■ Brief:
Lift out each line of the data that holds "exchangeable".

■ Material for this exercise:
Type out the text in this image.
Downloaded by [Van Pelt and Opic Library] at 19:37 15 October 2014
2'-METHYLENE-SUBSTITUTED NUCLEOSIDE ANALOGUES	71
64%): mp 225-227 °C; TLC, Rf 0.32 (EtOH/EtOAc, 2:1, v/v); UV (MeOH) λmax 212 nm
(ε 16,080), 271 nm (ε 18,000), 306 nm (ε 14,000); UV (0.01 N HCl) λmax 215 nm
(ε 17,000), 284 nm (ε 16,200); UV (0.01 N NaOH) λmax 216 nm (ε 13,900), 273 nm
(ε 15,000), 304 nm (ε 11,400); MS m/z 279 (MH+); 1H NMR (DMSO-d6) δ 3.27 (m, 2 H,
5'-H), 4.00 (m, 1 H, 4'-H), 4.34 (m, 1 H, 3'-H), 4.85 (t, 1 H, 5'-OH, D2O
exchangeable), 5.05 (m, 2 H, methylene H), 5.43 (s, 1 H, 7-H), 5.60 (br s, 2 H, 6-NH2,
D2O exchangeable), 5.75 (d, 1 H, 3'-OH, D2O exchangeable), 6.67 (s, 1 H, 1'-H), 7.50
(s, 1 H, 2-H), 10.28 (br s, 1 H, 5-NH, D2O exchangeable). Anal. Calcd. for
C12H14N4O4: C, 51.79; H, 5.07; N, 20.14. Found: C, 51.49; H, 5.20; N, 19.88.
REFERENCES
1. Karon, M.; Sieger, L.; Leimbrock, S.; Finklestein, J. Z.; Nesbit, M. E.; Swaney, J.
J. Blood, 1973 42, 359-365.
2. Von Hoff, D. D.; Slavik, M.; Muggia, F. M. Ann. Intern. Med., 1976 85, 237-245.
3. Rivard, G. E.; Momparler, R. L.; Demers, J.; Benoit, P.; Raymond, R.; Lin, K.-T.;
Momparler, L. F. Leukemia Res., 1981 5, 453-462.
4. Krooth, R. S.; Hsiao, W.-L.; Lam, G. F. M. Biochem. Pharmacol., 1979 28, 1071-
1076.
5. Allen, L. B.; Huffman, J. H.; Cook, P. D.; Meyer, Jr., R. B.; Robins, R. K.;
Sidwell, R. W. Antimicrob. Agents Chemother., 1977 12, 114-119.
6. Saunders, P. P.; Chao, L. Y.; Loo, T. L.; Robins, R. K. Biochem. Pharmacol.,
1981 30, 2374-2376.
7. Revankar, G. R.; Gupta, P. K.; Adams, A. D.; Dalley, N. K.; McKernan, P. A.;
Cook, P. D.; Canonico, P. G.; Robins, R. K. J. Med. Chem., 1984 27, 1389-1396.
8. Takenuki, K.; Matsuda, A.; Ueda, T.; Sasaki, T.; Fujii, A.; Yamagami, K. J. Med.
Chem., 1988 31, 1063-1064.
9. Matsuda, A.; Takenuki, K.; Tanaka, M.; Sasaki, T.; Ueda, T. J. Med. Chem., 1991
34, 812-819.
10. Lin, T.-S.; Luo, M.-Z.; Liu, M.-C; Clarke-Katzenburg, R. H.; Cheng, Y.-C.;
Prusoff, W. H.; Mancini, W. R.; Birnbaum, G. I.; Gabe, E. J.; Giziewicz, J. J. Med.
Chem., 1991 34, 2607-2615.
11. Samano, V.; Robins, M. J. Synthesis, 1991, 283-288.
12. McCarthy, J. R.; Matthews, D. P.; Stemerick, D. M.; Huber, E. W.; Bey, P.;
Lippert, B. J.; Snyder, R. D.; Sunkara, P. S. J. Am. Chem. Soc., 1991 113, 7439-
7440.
---
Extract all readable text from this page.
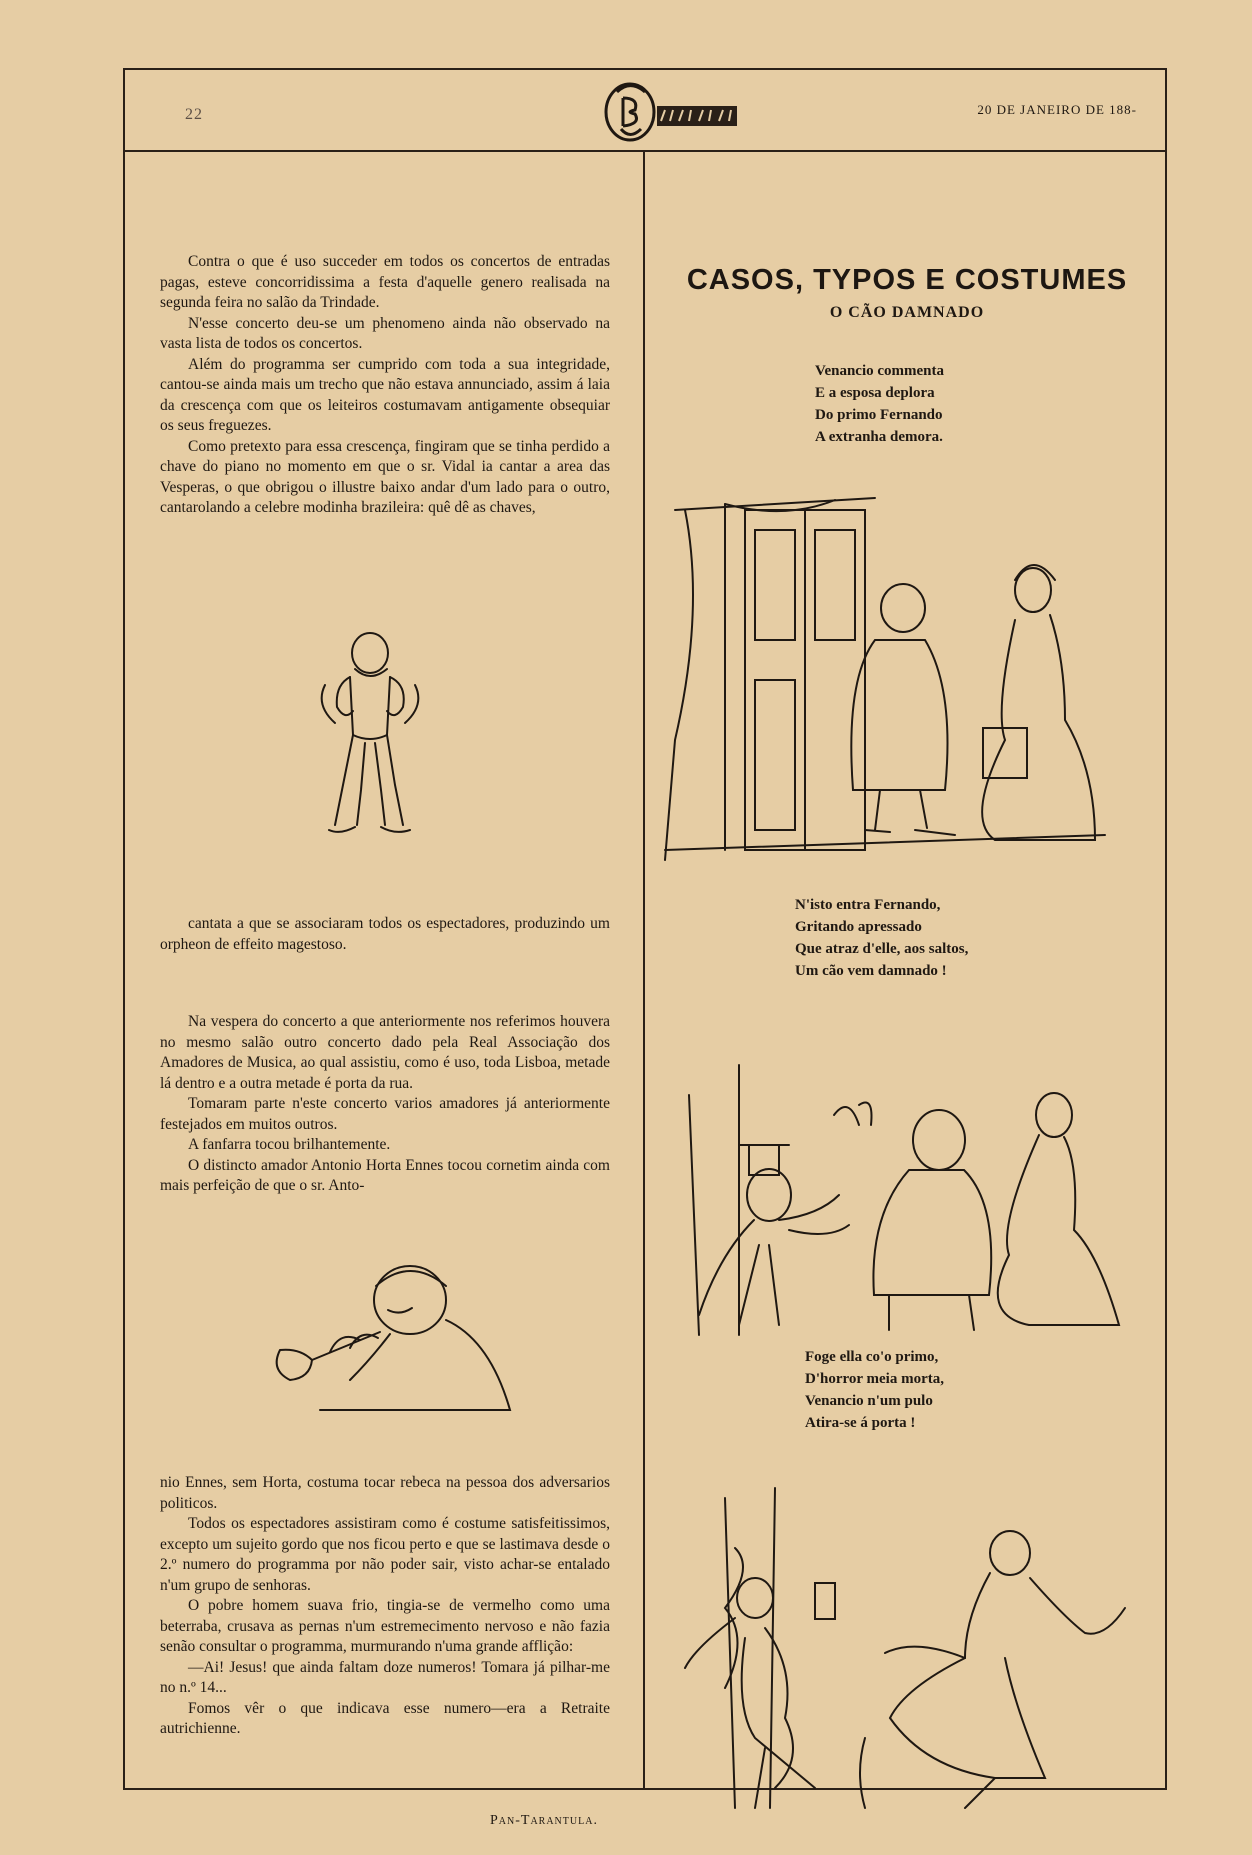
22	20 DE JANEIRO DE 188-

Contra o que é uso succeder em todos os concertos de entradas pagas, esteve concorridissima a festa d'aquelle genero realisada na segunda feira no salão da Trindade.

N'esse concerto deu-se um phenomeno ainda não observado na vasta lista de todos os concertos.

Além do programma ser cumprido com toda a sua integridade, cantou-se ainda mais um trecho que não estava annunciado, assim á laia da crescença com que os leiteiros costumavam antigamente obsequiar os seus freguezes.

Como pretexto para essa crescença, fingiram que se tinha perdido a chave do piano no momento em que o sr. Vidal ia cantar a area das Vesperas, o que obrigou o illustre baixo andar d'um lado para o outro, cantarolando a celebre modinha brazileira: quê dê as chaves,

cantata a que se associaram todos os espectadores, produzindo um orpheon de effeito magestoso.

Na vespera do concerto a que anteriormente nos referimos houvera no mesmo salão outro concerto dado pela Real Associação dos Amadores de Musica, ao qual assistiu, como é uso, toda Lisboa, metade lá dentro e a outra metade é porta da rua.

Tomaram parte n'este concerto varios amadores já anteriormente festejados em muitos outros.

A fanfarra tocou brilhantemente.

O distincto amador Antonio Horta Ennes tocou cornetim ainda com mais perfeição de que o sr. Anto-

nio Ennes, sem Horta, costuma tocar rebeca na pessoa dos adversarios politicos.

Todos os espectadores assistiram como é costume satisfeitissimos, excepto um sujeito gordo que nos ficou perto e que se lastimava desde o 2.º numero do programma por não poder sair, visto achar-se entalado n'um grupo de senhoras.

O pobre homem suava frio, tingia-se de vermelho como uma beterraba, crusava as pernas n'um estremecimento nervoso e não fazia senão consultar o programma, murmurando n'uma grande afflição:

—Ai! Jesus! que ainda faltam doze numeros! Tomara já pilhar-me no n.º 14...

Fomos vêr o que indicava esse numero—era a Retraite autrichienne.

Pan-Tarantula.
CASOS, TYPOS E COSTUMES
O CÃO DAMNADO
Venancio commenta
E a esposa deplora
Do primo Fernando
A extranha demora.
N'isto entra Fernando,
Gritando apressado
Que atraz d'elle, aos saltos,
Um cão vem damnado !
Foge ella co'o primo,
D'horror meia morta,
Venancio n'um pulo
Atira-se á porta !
* * *
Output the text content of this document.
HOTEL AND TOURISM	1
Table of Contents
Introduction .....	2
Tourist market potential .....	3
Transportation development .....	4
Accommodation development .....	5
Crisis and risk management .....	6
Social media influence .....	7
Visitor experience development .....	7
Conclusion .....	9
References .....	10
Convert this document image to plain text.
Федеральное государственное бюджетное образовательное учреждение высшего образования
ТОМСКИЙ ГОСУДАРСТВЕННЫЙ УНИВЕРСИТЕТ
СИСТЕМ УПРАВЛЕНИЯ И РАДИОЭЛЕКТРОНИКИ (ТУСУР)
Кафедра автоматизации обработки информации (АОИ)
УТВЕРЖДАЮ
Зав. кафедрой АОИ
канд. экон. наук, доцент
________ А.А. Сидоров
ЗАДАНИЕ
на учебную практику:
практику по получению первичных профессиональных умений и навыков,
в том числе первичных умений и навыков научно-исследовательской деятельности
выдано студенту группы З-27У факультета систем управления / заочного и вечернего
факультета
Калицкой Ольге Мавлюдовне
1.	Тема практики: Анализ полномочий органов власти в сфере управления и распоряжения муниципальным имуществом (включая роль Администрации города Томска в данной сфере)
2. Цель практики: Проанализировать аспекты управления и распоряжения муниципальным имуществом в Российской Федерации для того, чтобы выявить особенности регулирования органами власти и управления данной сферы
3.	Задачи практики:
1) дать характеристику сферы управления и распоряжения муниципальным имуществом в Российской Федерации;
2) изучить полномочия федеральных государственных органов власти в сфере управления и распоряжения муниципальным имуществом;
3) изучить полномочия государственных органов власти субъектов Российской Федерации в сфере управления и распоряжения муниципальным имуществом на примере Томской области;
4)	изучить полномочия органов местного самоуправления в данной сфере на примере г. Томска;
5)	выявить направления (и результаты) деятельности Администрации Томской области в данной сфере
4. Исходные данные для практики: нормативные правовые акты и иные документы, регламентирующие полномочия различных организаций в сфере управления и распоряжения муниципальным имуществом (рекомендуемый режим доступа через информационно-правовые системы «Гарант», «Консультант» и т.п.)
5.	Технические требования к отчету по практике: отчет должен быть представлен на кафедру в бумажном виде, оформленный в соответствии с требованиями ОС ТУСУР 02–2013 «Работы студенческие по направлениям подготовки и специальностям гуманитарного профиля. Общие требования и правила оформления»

■ Task solution:
exchangeable), 5.05 (m, 2 H, methylene H), 5.43 (s, 1 H, 7-H), 5.60 (br s, 2 H, 6-NH2,
D2O exchangeable), 5.75 (d, 1 H, 3'-OH, D2O exchangeable), 6.67 (s, 1 H, 1'-H), 7.50
(s, 1 H, 2-H), 10.28 (br s, 1 H, 5-NH, D2O exchangeable). Anal. Calcd. for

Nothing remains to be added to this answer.